Each entry here needs to be set down again exactly, please; pictures are left out.

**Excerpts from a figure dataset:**
►
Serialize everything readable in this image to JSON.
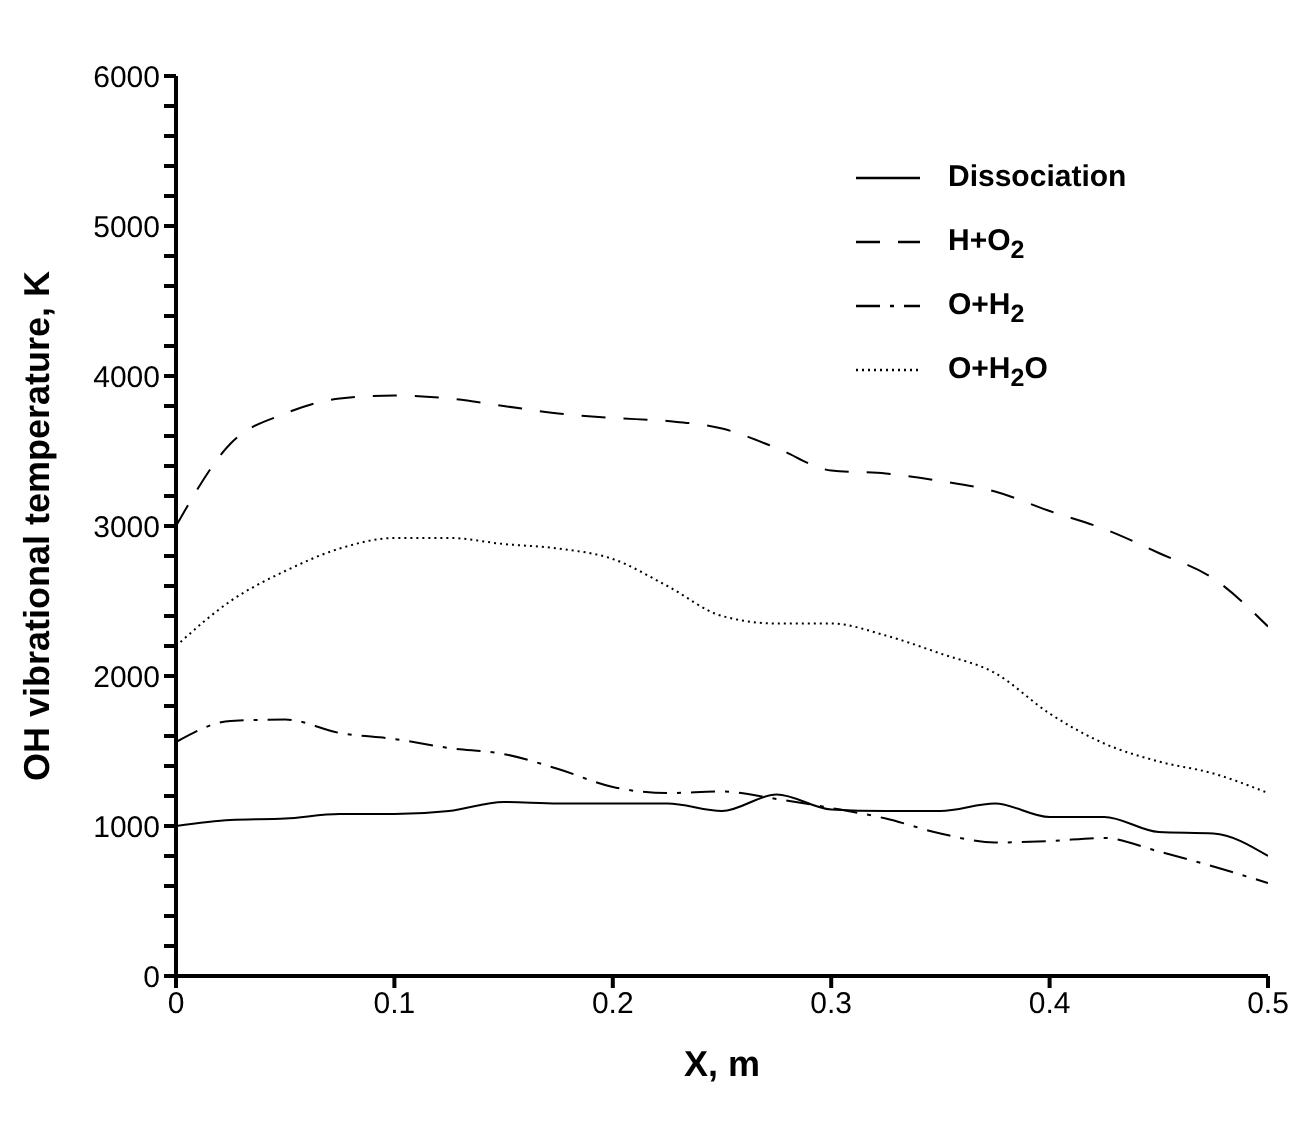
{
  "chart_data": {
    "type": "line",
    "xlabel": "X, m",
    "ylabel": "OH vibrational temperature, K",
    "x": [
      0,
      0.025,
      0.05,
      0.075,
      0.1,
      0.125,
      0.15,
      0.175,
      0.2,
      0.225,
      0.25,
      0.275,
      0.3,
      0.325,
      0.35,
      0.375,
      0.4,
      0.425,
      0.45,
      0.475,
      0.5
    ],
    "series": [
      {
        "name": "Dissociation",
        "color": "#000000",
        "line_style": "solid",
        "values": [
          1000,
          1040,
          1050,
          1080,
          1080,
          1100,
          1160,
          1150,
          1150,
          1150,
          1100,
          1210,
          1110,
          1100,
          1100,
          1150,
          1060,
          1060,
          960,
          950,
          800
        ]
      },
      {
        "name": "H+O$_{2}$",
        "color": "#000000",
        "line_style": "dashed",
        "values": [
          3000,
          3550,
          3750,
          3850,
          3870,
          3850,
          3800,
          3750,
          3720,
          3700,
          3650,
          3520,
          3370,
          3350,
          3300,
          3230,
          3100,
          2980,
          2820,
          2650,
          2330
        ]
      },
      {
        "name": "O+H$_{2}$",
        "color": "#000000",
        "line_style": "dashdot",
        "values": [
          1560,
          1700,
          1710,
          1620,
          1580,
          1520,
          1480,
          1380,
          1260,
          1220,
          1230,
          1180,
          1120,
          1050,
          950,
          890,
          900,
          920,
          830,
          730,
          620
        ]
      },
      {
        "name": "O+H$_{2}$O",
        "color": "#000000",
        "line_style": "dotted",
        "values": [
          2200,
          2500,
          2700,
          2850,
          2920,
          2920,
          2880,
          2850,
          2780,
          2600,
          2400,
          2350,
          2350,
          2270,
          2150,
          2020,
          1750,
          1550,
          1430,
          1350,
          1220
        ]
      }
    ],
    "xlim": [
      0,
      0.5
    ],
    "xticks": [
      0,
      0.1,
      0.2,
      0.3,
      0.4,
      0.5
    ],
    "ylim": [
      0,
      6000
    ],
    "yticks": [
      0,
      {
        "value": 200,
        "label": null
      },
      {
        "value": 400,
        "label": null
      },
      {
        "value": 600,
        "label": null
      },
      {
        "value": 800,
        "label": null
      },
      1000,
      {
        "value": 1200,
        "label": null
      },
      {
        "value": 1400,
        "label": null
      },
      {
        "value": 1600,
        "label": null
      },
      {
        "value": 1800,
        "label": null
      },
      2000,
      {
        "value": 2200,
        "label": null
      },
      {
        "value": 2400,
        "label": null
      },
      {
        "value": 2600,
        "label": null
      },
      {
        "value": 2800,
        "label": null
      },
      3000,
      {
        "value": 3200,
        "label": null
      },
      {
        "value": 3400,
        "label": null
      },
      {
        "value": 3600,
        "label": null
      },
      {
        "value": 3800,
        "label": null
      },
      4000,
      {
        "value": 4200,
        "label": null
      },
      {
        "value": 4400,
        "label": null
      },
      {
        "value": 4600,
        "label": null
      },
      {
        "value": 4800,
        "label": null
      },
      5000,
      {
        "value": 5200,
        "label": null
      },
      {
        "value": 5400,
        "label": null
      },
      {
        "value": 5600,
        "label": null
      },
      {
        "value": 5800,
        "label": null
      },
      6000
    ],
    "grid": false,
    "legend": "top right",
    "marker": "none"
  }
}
◄
**Answer to the task:**
Serialize everything readable in this image to JSON.
{
  "chart_data": {
    "type": "line",
    "xlabel": "X, m",
    "ylabel": "OH vibrational temperature, K",
    "x": [
      0,
      0.025,
      0.05,
      0.075,
      0.1,
      0.125,
      0.15,
      0.175,
      0.2,
      0.225,
      0.25,
      0.275,
      0.3,
      0.325,
      0.35,
      0.375,
      0.4,
      0.425,
      0.45,
      0.475,
      0.5
    ],
    "series": [
      {
        "name": "Dissociation",
        "color": "#000000",
        "line_style": "solid",
        "values": [
          1000,
          1040,
          1050,
          1080,
          1080,
          1100,
          1160,
          1150,
          1150,
          1150,
          1100,
          1210,
          1110,
          1100,
          1100,
          1150,
          1060,
          1060,
          960,
          950,
          800
        ]
      },
      {
        "name": "H+O$_{2}$",
        "color": "#000000",
        "line_style": "dashed",
        "values": [
          3000,
          3550,
          3750,
          3850,
          3870,
          3850,
          3800,
          3750,
          3720,
          3700,
          3650,
          3520,
          3370,
          3350,
          3300,
          3230,
          3100,
          2980,
          2820,
          2650,
          2330
        ]
      },
      {
        "name": "O+H$_{2}$",
        "color": "#000000",
        "line_style": "dashdot",
        "values": [
          1560,
          1700,
          1710,
          1620,
          1580,
          1520,
          1480,
          1380,
          1260,
          1220,
          1230,
          1180,
          1120,
          1050,
          950,
          890,
          900,
          920,
          830,
          730,
          620
        ]
      },
      {
        "name": "O+H$_{2}$O",
        "color": "#000000",
        "line_style": "dotted",
        "values": [
          2200,
          2500,
          2700,
          2850,
          2920,
          2920,
          2880,
          2850,
          2780,
          2600,
          2400,
          2350,
          2350,
          2270,
          2150,
          2020,
          1750,
          1550,
          1430,
          1350,
          1220
        ]
      }
    ],
    "xlim": [
      0,
      0.5
    ],
    "xticks": [
      0,
      0.1,
      0.2,
      0.3,
      0.4,
      0.5
    ],
    "ylim": [
      0,
      6000
    ],
    "yticks": [
      0,
      {
        "value": 200,
        "label": null
      },
      {
        "value": 400,
        "label": null
      },
      {
        "value": 600,
        "label": null
      },
      {
        "value": 800,
        "label": null
      },
      1000,
      {
        "value": 1200,
        "label": null
      },
      {
        "value": 1400,
        "label": null
      },
      {
        "value": 1600,
        "label": null
      },
      {
        "value": 1800,
        "label": null
      },
      2000,
      {
        "value": 2200,
        "label": null
      },
      {
        "value": 2400,
        "label": null
      },
      {
        "value": 2600,
        "label": null
      },
      {
        "value": 2800,
        "label": null
      },
      3000,
      {
        "value": 3200,
        "label": null
      },
      {
        "value": 3400,
        "label": null
      },
      {
        "value": 3600,
        "label": null
      },
      {
        "value": 3800,
        "label": null
      },
      4000,
      {
        "value": 4200,
        "label": null
      },
      {
        "value": 4400,
        "label": null
      },
      {
        "value": 4600,
        "label": null
      },
      {
        "value": 4800,
        "label": null
      },
      5000,
      {
        "value": 5200,
        "label": null
      },
      {
        "value": 5400,
        "label": null
      },
      {
        "value": 5600,
        "label": null
      },
      {
        "value": 5800,
        "label": null
      },
      6000
    ],
    "grid": false,
    "legend": "top right",
    "marker": "none"
  }
}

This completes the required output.